• **Prompt**
Please repeat all of the listing exactly.

(Dataset items)
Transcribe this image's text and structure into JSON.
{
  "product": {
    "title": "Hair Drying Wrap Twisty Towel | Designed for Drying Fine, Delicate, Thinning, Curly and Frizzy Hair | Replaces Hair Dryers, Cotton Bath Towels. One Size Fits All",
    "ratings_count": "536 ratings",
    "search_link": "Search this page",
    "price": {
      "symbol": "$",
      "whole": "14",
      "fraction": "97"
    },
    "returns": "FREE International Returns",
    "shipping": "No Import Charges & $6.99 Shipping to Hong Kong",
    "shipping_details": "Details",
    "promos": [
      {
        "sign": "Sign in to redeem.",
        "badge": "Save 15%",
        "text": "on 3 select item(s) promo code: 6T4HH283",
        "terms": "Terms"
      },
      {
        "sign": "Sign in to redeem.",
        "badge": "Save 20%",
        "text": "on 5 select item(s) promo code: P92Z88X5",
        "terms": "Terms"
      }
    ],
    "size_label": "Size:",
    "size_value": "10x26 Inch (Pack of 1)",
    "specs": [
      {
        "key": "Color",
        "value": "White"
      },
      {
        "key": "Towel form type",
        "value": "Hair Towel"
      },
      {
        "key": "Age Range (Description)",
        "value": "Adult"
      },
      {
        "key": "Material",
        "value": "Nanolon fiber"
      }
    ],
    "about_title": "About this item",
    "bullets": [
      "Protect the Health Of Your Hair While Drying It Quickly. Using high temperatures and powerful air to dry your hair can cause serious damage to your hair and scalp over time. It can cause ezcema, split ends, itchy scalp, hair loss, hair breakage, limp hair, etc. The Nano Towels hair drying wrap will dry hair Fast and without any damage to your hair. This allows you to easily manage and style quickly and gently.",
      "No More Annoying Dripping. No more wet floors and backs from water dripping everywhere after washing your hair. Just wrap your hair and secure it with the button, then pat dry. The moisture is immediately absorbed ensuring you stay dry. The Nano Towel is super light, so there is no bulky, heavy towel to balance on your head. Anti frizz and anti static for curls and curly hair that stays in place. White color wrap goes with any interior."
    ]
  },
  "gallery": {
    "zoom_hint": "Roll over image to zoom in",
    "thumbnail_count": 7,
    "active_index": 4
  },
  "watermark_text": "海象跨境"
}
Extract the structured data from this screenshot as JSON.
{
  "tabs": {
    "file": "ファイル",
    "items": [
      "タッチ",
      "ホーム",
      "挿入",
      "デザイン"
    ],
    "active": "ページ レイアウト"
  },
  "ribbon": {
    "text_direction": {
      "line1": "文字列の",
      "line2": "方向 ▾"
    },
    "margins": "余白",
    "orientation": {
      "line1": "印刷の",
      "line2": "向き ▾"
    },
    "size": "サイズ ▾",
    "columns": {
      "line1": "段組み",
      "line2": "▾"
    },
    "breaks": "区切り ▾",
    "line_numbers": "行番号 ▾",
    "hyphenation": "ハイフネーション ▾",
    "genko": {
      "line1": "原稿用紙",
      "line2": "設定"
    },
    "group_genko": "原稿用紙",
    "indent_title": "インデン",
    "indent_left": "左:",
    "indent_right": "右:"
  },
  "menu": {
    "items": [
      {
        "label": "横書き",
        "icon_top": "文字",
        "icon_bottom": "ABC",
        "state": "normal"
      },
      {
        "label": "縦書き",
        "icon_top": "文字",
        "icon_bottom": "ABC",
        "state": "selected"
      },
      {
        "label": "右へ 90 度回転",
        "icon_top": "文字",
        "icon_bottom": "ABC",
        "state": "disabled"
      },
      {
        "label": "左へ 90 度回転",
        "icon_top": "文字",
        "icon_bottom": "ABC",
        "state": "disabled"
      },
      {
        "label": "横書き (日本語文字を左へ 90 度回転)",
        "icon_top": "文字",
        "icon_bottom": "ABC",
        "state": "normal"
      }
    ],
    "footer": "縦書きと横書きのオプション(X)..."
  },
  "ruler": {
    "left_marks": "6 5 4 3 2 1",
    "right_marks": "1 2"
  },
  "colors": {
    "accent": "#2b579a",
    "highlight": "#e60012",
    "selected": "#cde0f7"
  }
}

• **Final result**
Transcribe this image's text and structure into JSON.
{
  "product": {
    "title": "Hair Drying Wrap Twisty Towel | Designed for Drying Fine, Delicate, Thinning, Curly and Frizzy Hair | Replaces Hair Dryers, Cotton Bath Towels. One Size Fits All",
    "ratings_count": "536 ratings",
    "search_link": "Search this page",
    "price": {
      "symbol": "$",
      "whole": "14",
      "fraction": "97"
    },
    "returns": "FREE International Returns",
    "shipping": "No Import Charges & $6.99 Shipping to Hong Kong",
    "shipping_details": "Details",
    "promos": [
      {
        "sign": "Sign in to redeem.",
        "badge": "Save 15%",
        "text": "on 3 select item(s) promo code: 6T4HH283",
        "terms": "Terms"
      },
      {
        "sign": "Sign in to redeem.",
        "badge": "Save 20%",
        "text": "on 5 select item(s) promo code: P92Z88X5",
        "terms": "Terms"
      }
    ],
    "size_label": "Size:",
    "size_value": "10x26 Inch (Pack of 1)",
    "specs": [
      {
        "key": "Color",
        "value": "White"
      },
      {
        "key": "Towel form type",
        "value": "Hair Towel"
      },
      {
        "key": "Age Range (Description)",
        "value": "Adult"
      },
      {
        "key": "Material",
        "value": "Nanolon fiber"
      }
    ],
    "about_title": "About this item",
    "bullets": [
      "Protect the Health Of Your Hair While Drying It Quickly. Using high temperatures and powerful air to dry your hair can cause serious damage to your hair and scalp over time. It can cause ezcema, split ends, itchy scalp, hair loss, hair breakage, limp hair, etc. The Nano Towels hair drying wrap will dry hair Fast and without any damage to your hair. This allows you to easily manage and style quickly and gently.",
      "No More Annoying Dripping. No more wet floors and backs from water dripping everywhere after washing your hair. Just wrap your hair and secure it with the button, then pat dry. The moisture is immediately absorbed ensuring you stay dry. The Nano Towel is super light, so there is no bulky, heavy towel to balance on your head. Anti frizz and anti static for curls and curly hair that stays in place. White color wrap goes with any interior."
    ]
  },
  "gallery": {
    "zoom_hint": "Roll over image to zoom in",
    "thumbnail_count": 7,
    "active_index": 4
  },
  "watermark_text": "海象跨境"
}
Extract the structured data from this screenshot as JSON.
{
  "tabs": {
    "file": "ファイル",
    "items": [
      "タッチ",
      "ホーム",
      "挿入",
      "デザイン"
    ],
    "active": "ページ レイアウト"
  },
  "ribbon": {
    "text_direction": {
      "line1": "文字列の",
      "line2": "方向 ▾"
    },
    "margins": "余白",
    "orientation": {
      "line1": "印刷の",
      "line2": "向き ▾"
    },
    "size": "サイズ ▾",
    "columns": {
      "line1": "段組み",
      "line2": "▾"
    },
    "breaks": "区切り ▾",
    "line_numbers": "行番号 ▾",
    "hyphenation": "ハイフネーション ▾",
    "genko": {
      "line1": "原稿用紙",
      "line2": "設定"
    },
    "group_genko": "原稿用紙",
    "indent_title": "インデン",
    "indent_left": "左:",
    "indent_right": "右:"
  },
  "menu": {
    "items": [
      {
        "label": "横書き",
        "icon_top": "文字",
        "icon_bottom": "ABC",
        "state": "normal"
      },
      {
        "label": "縦書き",
        "icon_top": "文字",
        "icon_bottom": "ABC",
        "state": "selected"
      },
      {
        "label": "右へ 90 度回転",
        "icon_top": "文字",
        "icon_bottom": "ABC",
        "state": "disabled"
      },
      {
        "label": "左へ 90 度回転",
        "icon_top": "文字",
        "icon_bottom": "ABC",
        "state": "disabled"
      },
      {
        "label": "横書き (日本語文字を左へ 90 度回転)",
        "icon_top": "文字",
        "icon_bottom": "ABC",
        "state": "normal"
      }
    ],
    "footer": "縦書きと横書きのオプション(X)..."
  },
  "ruler": {
    "left_marks": "6 5 4 3 2 1",
    "right_marks": "1 2"
  },
  "colors": {
    "accent": "#2b579a",
    "highlight": "#e60012",
    "selected": "#cde0f7"
  }
}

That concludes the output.